Given information:
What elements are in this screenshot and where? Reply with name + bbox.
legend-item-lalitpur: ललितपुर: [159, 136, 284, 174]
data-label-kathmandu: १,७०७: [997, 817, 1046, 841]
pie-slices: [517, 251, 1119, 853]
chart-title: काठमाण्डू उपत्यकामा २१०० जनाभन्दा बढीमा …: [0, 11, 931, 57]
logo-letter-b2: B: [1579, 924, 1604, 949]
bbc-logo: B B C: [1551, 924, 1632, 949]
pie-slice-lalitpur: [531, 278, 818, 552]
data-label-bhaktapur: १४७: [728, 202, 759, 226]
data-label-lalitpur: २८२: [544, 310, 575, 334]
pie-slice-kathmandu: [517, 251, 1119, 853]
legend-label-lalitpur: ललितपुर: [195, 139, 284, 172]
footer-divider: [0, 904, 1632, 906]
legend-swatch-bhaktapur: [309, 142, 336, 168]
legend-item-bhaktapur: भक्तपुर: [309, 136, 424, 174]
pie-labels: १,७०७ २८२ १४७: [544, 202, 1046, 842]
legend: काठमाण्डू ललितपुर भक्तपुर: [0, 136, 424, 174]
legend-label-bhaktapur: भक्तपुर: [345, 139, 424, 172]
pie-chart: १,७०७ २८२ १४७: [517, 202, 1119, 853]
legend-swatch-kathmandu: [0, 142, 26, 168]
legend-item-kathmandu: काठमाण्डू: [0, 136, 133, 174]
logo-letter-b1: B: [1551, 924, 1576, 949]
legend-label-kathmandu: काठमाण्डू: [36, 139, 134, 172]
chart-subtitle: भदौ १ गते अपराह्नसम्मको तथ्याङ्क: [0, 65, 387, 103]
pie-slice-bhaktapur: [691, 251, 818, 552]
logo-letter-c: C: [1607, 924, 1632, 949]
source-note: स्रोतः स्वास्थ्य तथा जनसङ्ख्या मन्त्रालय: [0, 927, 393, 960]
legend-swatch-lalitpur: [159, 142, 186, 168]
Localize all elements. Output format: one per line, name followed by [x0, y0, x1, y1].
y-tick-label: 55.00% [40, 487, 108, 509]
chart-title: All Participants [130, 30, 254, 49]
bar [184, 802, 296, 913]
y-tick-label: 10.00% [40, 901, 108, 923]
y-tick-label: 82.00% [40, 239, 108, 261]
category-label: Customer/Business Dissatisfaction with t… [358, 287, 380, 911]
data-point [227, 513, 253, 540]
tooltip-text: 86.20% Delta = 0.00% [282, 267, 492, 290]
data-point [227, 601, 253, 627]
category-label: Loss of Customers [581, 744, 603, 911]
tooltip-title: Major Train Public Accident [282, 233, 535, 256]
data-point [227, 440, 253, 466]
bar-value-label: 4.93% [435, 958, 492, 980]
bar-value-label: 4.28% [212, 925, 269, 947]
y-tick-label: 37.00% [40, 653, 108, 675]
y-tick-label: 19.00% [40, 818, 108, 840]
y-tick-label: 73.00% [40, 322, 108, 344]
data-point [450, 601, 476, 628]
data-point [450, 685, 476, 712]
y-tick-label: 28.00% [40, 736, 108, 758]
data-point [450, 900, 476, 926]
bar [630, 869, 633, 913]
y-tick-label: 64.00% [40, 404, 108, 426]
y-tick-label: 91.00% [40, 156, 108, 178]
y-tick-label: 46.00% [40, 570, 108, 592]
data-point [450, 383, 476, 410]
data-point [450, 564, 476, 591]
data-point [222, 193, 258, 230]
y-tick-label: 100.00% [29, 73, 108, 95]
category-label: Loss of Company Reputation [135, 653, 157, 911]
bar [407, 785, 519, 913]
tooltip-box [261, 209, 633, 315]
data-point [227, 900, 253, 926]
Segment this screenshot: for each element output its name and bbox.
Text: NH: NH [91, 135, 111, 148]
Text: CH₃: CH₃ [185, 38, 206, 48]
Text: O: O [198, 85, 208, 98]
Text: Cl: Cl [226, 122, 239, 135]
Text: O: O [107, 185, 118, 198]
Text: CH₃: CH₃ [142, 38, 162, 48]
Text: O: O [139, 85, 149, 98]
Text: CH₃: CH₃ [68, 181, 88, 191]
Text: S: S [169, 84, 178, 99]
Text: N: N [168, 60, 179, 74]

Problem requirements:
Reproduce all of the data above, line for line, with every character left unchanged.

Completed exercise:
What elements are in this screenshot and where? Reply with name + bbox.
legend-item-lalitpur: ललितपुर: [159, 136, 284, 174]
data-label-kathmandu: १,७०७: [997, 817, 1046, 841]
pie-slices: [517, 251, 1119, 853]
chart-title: काठमाण्डू उपत्यकामा २१०० जनाभन्दा बढीमा …: [0, 11, 931, 57]
logo-letter-b2: B: [1579, 924, 1604, 949]
bbc-logo: B B C: [1551, 924, 1632, 949]
pie-slice-lalitpur: [531, 278, 818, 552]
data-label-bhaktapur: १४७: [728, 202, 759, 226]
data-label-lalitpur: २८२: [544, 310, 575, 334]
pie-slice-kathmandu: [517, 251, 1119, 853]
legend-label-lalitpur: ललितपुर: [195, 139, 284, 172]
footer-divider: [0, 904, 1632, 906]
legend-swatch-bhaktapur: [309, 142, 336, 168]
legend-item-bhaktapur: भक्तपुर: [309, 136, 424, 174]
pie-labels: १,७०७ २८२ १४७: [544, 202, 1046, 842]
legend: काठमाण्डू ललितपुर भक्तपुर: [0, 136, 424, 174]
legend-label-bhaktapur: भक्तपुर: [345, 139, 424, 172]
pie-chart: १,७०७ २८२ १४७: [517, 202, 1119, 853]
legend-swatch-kathmandu: [0, 142, 26, 168]
legend-item-kathmandu: काठमाण्डू: [0, 136, 133, 174]
logo-letter-b1: B: [1551, 924, 1576, 949]
legend-label-kathmandu: काठमाण्डू: [36, 139, 134, 172]
chart-subtitle: भदौ १ गते अपराह्नसम्मको तथ्याङ्क: [0, 65, 387, 103]
pie-slice-bhaktapur: [691, 251, 818, 552]
logo-letter-c: C: [1607, 924, 1632, 949]
source-note: स्रोतः स्वास्थ्य तथा जनसङ्ख्या मन्त्रालय: [0, 927, 393, 960]
legend-swatch-lalitpur: [159, 142, 186, 168]
Localize all elements. Output format: one per line, name followed by [x0, y0, x1, y1].
y-tick-label: 55.00% [40, 487, 108, 509]
chart-title: All Participants [130, 30, 254, 49]
bar [184, 802, 296, 913]
y-tick-label: 10.00% [40, 901, 108, 923]
y-tick-label: 82.00% [40, 239, 108, 261]
category-label: Customer/Business Dissatisfaction with t… [358, 287, 380, 911]
data-point [227, 513, 253, 540]
tooltip-text: 86.20% Delta = 0.00% [282, 267, 492, 290]
data-point [227, 601, 253, 627]
category-label: Loss of Customers [581, 744, 603, 911]
tooltip-title: Major Train Public Accident [282, 233, 535, 256]
data-point [227, 440, 253, 466]
bar-value-label: 4.93% [435, 958, 492, 980]
bar-value-label: 4.28% [212, 925, 269, 947]
y-tick-label: 37.00% [40, 653, 108, 675]
y-tick-label: 19.00% [40, 818, 108, 840]
y-tick-label: 73.00% [40, 322, 108, 344]
data-point [450, 601, 476, 628]
data-point [450, 685, 476, 712]
y-tick-label: 28.00% [40, 736, 108, 758]
data-point [450, 900, 476, 926]
bar [630, 869, 633, 913]
y-tick-label: 64.00% [40, 404, 108, 426]
y-tick-label: 91.00% [40, 156, 108, 178]
y-tick-label: 46.00% [40, 570, 108, 592]
data-point [450, 383, 476, 410]
data-point [450, 564, 476, 591]
data-point [222, 193, 258, 230]
y-tick-label: 100.00% [29, 73, 108, 95]
category-label: Loss of Company Reputation [135, 653, 157, 911]
bar [407, 785, 519, 913]
tooltip-box [261, 209, 633, 315]
data-point [227, 900, 253, 926]
Segment this screenshot: for each element output its name and bbox.
Text: NH: NH [91, 135, 111, 148]
Text: CH₃: CH₃ [185, 38, 206, 48]
Text: O: O [198, 85, 208, 98]
Text: Cl: Cl [226, 122, 239, 135]
Text: O: O [107, 185, 118, 198]
Text: CH₃: CH₃ [142, 38, 162, 48]
Text: O: O [139, 85, 149, 98]
Text: CH₃: CH₃ [68, 181, 88, 191]
Text: S: S [169, 84, 178, 99]
Text: N: N [168, 60, 179, 74]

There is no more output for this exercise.